> _Problem to solve_:
Copy every one of the rows below word for word, leaving out the pictures.

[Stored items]
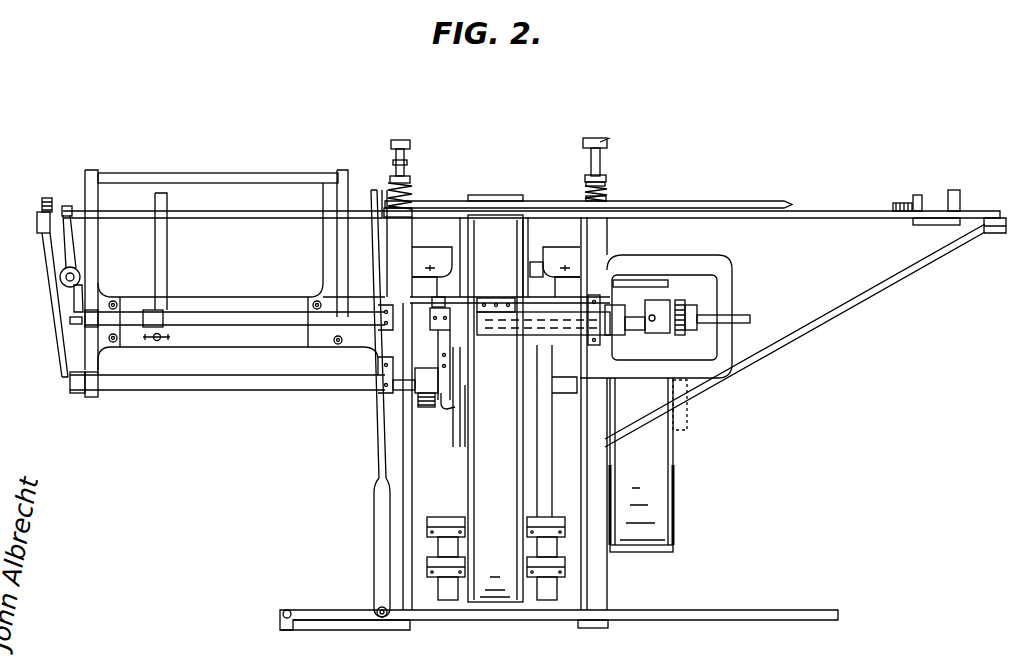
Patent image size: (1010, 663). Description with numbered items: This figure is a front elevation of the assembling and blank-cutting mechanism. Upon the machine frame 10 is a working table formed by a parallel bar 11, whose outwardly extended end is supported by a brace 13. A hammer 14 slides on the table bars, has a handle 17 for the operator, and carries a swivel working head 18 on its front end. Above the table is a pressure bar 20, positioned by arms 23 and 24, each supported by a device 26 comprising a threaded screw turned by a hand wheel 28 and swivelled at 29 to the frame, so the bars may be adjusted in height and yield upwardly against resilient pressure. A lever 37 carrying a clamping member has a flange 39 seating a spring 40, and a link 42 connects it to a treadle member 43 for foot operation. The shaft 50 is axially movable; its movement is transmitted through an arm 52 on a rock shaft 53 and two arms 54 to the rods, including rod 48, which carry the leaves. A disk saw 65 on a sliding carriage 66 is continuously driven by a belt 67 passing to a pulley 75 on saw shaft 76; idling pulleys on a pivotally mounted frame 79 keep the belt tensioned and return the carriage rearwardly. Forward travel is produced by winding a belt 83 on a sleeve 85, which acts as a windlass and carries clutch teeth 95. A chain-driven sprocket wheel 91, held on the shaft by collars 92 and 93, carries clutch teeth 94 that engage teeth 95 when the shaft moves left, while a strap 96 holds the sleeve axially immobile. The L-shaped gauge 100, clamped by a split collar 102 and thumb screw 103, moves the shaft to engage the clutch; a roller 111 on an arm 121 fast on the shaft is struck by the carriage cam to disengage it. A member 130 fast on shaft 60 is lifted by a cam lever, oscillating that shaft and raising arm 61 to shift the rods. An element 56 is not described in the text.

The machine frame 10 is at (601, 267).
The bar 11 is at (846, 213).
The brace 13 is at (823, 315).
The hammer 14 is at (917, 197).
The handle 17 is at (957, 195).
The swivel working head 18 is at (894, 204).
The pressure bar 20 is at (724, 207).
The arm 23 is at (607, 199).
The arm 24 is at (531, 557).
The device 26 is at (405, 166).
The hand wheel 28 is at (603, 141).
The swivel 29 is at (592, 184).
The lever 37 is at (387, 190).
The flange 39 is at (409, 191).
The spring 40 is at (411, 201).
The link 42 is at (379, 428).
The treadle member 43 is at (477, 610).
The rod 48 is at (273, 213).
The shaft 50 is at (238, 326).
The arm 52 is at (73, 294).
The rock shaft 53 is at (79, 272).
The arm 54 is at (69, 244).
The lever end 56 is at (72, 207).
The shaft 60 is at (213, 378).
The arm 61 is at (73, 322).
The disk saw 65 is at (372, 236).
The sliding carriage 66 is at (423, 256).
The belt 67 is at (486, 470).
The pulley 75 is at (532, 251).
The shaft 76 is at (539, 279).
The pivotally mounted frame 79 is at (546, 451).
The belt 83 is at (503, 288).
The sleeve 85 is at (512, 336).
The sprocket wheel 91 is at (680, 307).
The collar 92 is at (691, 317).
The collar 93 is at (653, 316).
The clutch teeth 94 is at (642, 331).
The clutch teeth 95 is at (630, 335).
The strap 96 is at (596, 300).
The gauge 100 is at (158, 265).
The split collar 102 is at (154, 316).
The thumb screw 103 is at (167, 335).
The roller 111 is at (446, 305).
The arm 121 is at (455, 407).
The member 130 is at (426, 400).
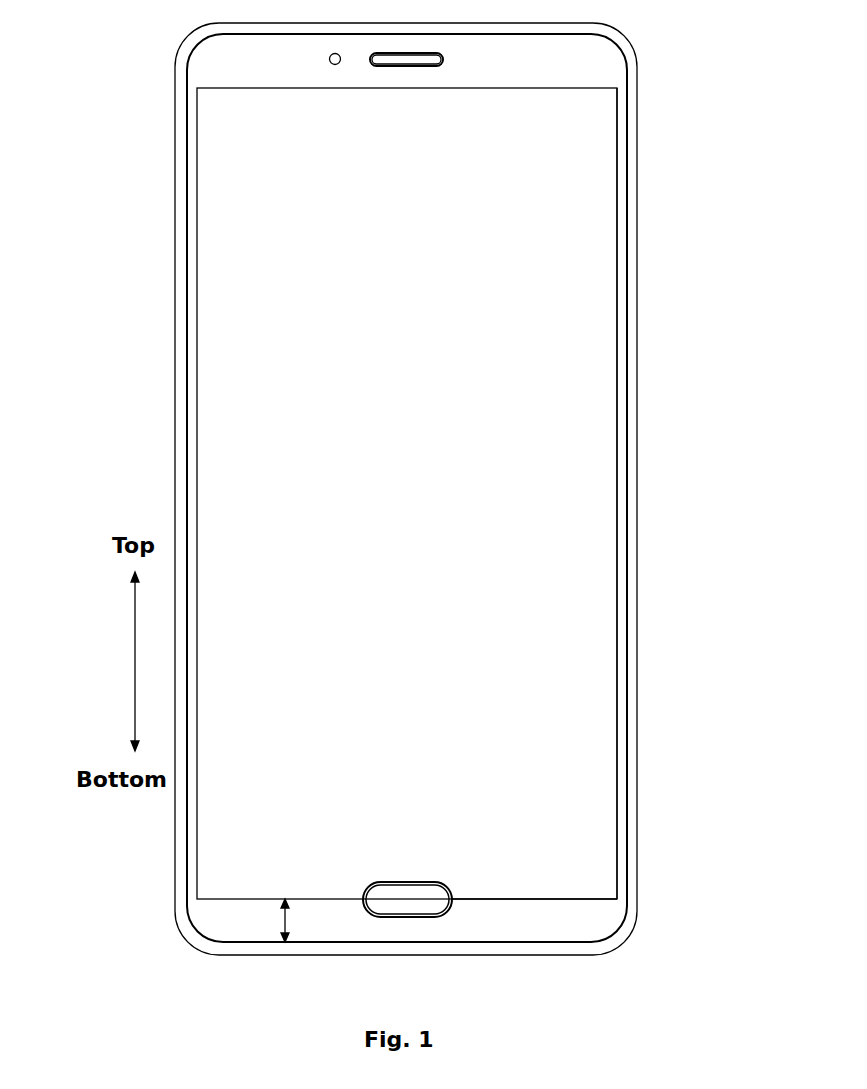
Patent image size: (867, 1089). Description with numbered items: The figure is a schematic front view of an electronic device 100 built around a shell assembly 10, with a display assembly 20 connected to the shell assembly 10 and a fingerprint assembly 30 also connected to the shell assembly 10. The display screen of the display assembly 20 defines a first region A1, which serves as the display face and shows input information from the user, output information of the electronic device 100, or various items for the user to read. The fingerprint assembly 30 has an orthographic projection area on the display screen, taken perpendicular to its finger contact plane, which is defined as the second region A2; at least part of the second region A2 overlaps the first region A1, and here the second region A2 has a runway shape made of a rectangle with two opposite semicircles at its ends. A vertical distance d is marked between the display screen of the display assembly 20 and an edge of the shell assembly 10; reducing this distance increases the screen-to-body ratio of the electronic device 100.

The electronic device 100 is at (128, 162).
The shell assembly 10 is at (176, 365).
The display assembly 20 is at (588, 465).
The first region A1 is at (617, 565).
The fingerprint assembly 30 is at (393, 897).
The second region A2 is at (445, 912).
The vertical distance d is at (272, 920).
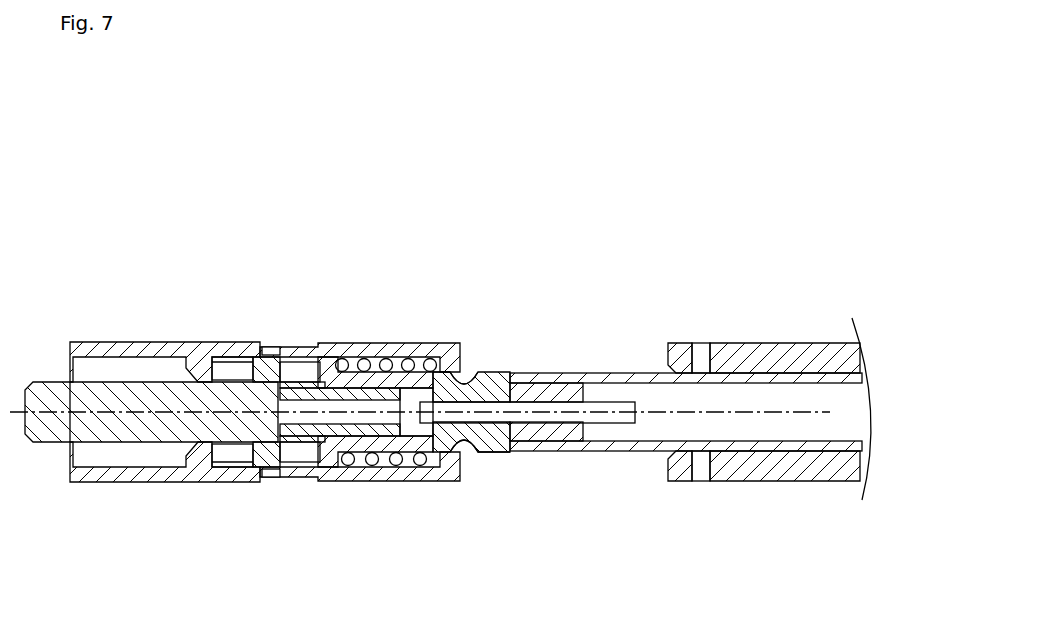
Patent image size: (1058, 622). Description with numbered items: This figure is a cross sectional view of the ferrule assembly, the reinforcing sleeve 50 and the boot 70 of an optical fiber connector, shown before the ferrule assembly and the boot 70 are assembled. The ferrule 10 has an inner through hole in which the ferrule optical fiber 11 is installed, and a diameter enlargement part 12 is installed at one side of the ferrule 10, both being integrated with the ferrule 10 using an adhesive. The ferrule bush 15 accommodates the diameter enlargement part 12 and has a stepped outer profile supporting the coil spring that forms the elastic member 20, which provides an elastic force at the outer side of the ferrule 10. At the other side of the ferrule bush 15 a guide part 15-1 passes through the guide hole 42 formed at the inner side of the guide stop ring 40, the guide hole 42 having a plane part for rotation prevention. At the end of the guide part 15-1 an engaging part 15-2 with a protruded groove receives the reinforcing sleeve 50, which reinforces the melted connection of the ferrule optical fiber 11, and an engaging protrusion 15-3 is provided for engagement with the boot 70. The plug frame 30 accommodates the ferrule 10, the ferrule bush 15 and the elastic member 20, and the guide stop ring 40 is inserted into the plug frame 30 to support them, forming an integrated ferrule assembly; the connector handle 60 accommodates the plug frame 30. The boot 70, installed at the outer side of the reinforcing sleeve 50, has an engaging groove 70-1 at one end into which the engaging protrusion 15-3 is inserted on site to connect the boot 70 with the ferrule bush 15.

The ferrule 10 is at (92, 432).
The ferrule optical fiber 11 is at (628, 416).
The diameter enlargement part 12 is at (300, 430).
The ferrule bush 15 is at (316, 445).
The guide part 15-1 is at (470, 372).
The engaging part 15-2 is at (564, 440).
The engaging protrusion 15-3 is at (485, 455).
The elastic member 20 is at (374, 457).
The plug frame 30 is at (368, 345).
The guide stop ring 40 is at (499, 409).
The guide hole 42 is at (487, 368).
The reinforcing sleeve 50 is at (648, 373).
The connector handle 60 is at (200, 345).
The boot 70 is at (769, 454).
The engaging groove 70-1 is at (703, 470).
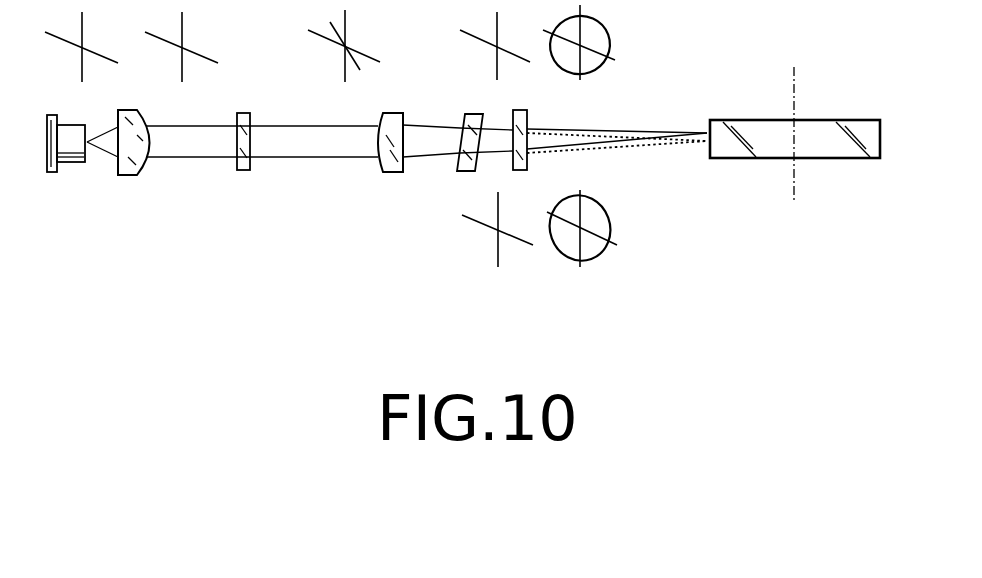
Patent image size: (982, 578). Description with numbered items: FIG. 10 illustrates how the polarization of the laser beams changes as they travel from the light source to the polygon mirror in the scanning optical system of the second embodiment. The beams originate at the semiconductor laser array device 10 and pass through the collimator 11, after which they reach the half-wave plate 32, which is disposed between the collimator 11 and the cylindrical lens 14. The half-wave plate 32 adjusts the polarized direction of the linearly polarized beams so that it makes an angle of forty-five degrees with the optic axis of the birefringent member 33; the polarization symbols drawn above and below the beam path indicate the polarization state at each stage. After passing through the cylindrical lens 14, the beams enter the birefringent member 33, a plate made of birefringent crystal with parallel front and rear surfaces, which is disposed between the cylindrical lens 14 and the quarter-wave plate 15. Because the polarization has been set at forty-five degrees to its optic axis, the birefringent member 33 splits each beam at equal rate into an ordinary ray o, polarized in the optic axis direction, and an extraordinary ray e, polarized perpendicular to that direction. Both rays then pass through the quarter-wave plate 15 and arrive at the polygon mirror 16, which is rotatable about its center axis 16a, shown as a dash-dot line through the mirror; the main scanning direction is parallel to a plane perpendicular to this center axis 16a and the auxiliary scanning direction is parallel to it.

> _Full answer_:
Patent image size: (1010, 663). Description with numbered items: This figure is a front elevation of the assembling and blank-cutting mechanism. Upon the machine frame 10 is a working table formed by a parallel bar 11, whose outwardly extended end is supported by a brace 13. A hammer 14 slides on the table bars, has a handle 17 for the operator, and carries a swivel working head 18 on its front end. Above the table is a pressure bar 20, positioned by arms 23 and 24, each supported by a device 26 comprising a threaded screw turned by a hand wheel 28 and swivelled at 29 to the frame, so the bars may be adjusted in height and yield upwardly against resilient pressure. A lever 37 carrying a clamping member has a flange 39 seating a spring 40, and a link 42 connects it to a treadle member 43 for foot operation. The shaft 50 is axially movable; its movement is transmitted through an arm 52 on a rock shaft 53 and two arms 54 to the rods, including rod 48, which carry the leaves. A disk saw 65 on a sliding carriage 66 is continuously driven by a belt 67 passing to a pulley 75 on saw shaft 76; idling pulleys on a pivotally mounted frame 79 keep the belt tensioned and return the carriage rearwardly. Forward travel is produced by winding a belt 83 on a sleeve 85, which acts as a windlass and carries clutch teeth 95. A chain-driven sprocket wheel 91, held on the shaft by collars 92 and 93, carries clutch teeth 94 that engage teeth 95 when the shaft moves left, while a strap 96 holds the sleeve axially immobile. The L-shaped gauge 100, clamped by a split collar 102 and thumb screw 103, moves the shaft to engage the clutch; a roller 111 on an arm 121 fast on the shaft is struck by the carriage cam to disengage it. A member 130 fast on shaft 60 is lifted by a cam lever, oscillating that shaft and raising arm 61 to shift the rods. An element 56 is not described in the text.

The machine frame 10 is at (601, 267).
The bar 11 is at (846, 213).
The brace 13 is at (823, 315).
The hammer 14 is at (917, 197).
The handle 17 is at (957, 195).
The swivel working head 18 is at (894, 204).
The pressure bar 20 is at (724, 207).
The arm 23 is at (607, 199).
The arm 24 is at (531, 557).
The device 26 is at (405, 166).
The hand wheel 28 is at (603, 141).
The swivel 29 is at (592, 184).
The lever 37 is at (387, 190).
The flange 39 is at (409, 191).
The spring 40 is at (411, 201).
The link 42 is at (379, 428).
The treadle member 43 is at (477, 610).
The rod 48 is at (273, 213).
The shaft 50 is at (238, 326).
The arm 52 is at (73, 294).
The rock shaft 53 is at (79, 272).
The arm 54 is at (69, 244).
The lever end 56 is at (72, 207).
The shaft 60 is at (213, 378).
The arm 61 is at (73, 322).
The disk saw 65 is at (372, 236).
The sliding carriage 66 is at (423, 256).
The belt 67 is at (486, 470).
The pulley 75 is at (532, 251).
The shaft 76 is at (539, 279).
The pivotally mounted frame 79 is at (546, 451).
The belt 83 is at (503, 288).
The sleeve 85 is at (512, 336).
The sprocket wheel 91 is at (680, 307).
The collar 92 is at (691, 317).
The collar 93 is at (653, 316).
The clutch teeth 94 is at (642, 331).
The clutch teeth 95 is at (630, 335).
The strap 96 is at (596, 300).
The gauge 100 is at (158, 265).
The split collar 102 is at (154, 316).
The thumb screw 103 is at (167, 335).
The roller 111 is at (446, 305).
The arm 121 is at (455, 407).
The member 130 is at (426, 400).
Patent image size: (867, 1089). Description with numbered items: The figure is a schematic front view of an electronic device 100 built around a shell assembly 10, with a display assembly 20 connected to the shell assembly 10 and a fingerprint assembly 30 also connected to the shell assembly 10. The display screen of the display assembly 20 defines a first region A1, which serves as the display face and shows input information from the user, output information of the electronic device 100, or various items for the user to read. The fingerprint assembly 30 has an orthographic projection area on the display screen, taken perpendicular to its finger contact plane, which is defined as the second region A2; at least part of the second region A2 overlaps the first region A1, and here the second region A2 has a runway shape made of a rectangle with two opposite semicircles at its ends. A vertical distance d is marked between the display screen of the display assembly 20 and an edge of the shell assembly 10; reducing this distance increases the screen-to-body ratio of the electronic device 100.

The electronic device 100 is at (128, 162).
The shell assembly 10 is at (176, 365).
The display assembly 20 is at (588, 465).
The first region A1 is at (617, 565).
The fingerprint assembly 30 is at (393, 897).
The second region A2 is at (445, 912).
The vertical distance d is at (272, 920).
Patent image size: (1058, 622). Description with numbered items: This figure is a cross sectional view of the ferrule assembly, the reinforcing sleeve 50 and the boot 70 of an optical fiber connector, shown before the ferrule assembly and the boot 70 are assembled. The ferrule 10 has an inner through hole in which the ferrule optical fiber 11 is installed, and a diameter enlargement part 12 is installed at one side of the ferrule 10, both being integrated with the ferrule 10 using an adhesive. The ferrule bush 15 accommodates the diameter enlargement part 12 and has a stepped outer profile supporting the coil spring that forms the elastic member 20, which provides an elastic force at the outer side of the ferrule 10. At the other side of the ferrule bush 15 a guide part 15-1 passes through the guide hole 42 formed at the inner side of the guide stop ring 40, the guide hole 42 having a plane part for rotation prevention. At the end of the guide part 15-1 an engaging part 15-2 with a protruded groove receives the reinforcing sleeve 50, which reinforces the melted connection of the ferrule optical fiber 11, and an engaging protrusion 15-3 is provided for engagement with the boot 70. The plug frame 30 accommodates the ferrule 10, the ferrule bush 15 and the elastic member 20, and the guide stop ring 40 is inserted into the plug frame 30 to support them, forming an integrated ferrule assembly; the connector handle 60 accommodates the plug frame 30. The boot 70, installed at the outer side of the reinforcing sleeve 50, has an engaging groove 70-1 at one end into which the engaging protrusion 15-3 is inserted on site to connect the boot 70 with the ferrule bush 15.

The ferrule 10 is at (92, 432).
The ferrule optical fiber 11 is at (628, 416).
The diameter enlargement part 12 is at (300, 430).
The ferrule bush 15 is at (316, 445).
The guide part 15-1 is at (470, 372).
The engaging part 15-2 is at (564, 440).
The engaging protrusion 15-3 is at (485, 455).
The elastic member 20 is at (374, 457).
The plug frame 30 is at (368, 345).
The guide stop ring 40 is at (499, 409).
The guide hole 42 is at (487, 368).
The reinforcing sleeve 50 is at (648, 373).
The connector handle 60 is at (200, 345).
The boot 70 is at (769, 454).
The engaging groove 70-1 is at (703, 470).
Patent image size: (982, 578). Description with numbered items: FIG. 10 illustrates how the polarization of the laser beams changes as they travel from the light source to the polygon mirror in the scanning optical system of the second embodiment. The beams originate at the semiconductor laser array device 10 and pass through the collimator 11, after which they reach the half-wave plate 32, which is disposed between the collimator 11 and the cylindrical lens 14. The half-wave plate 32 adjusts the polarized direction of the linearly polarized beams so that it makes an angle of forty-five degrees with the optic axis of the birefringent member 33; the polarization symbols drawn above and below the beam path indicate the polarization state at each stage. After passing through the cylindrical lens 14, the beams enter the birefringent member 33, a plate made of birefringent crystal with parallel front and rear surfaces, which is disposed between the cylindrical lens 14 and the quarter-wave plate 15. Because the polarization has been set at forty-five degrees to its optic axis, the birefringent member 33 splits each beam at equal rate into an ordinary ray o, polarized in the optic axis direction, and an extraordinary ray e, polarized perpendicular to that direction. Both rays then pass through the quarter-wave plate 15 and arrive at the polygon mirror 16, which is rotatable about its center axis 16a, shown as a dash-dot line through the mirror; the main scanning direction is parallel to a plane perpendicular to this center axis 16a and the auxiliary scanning direction is parallel to it.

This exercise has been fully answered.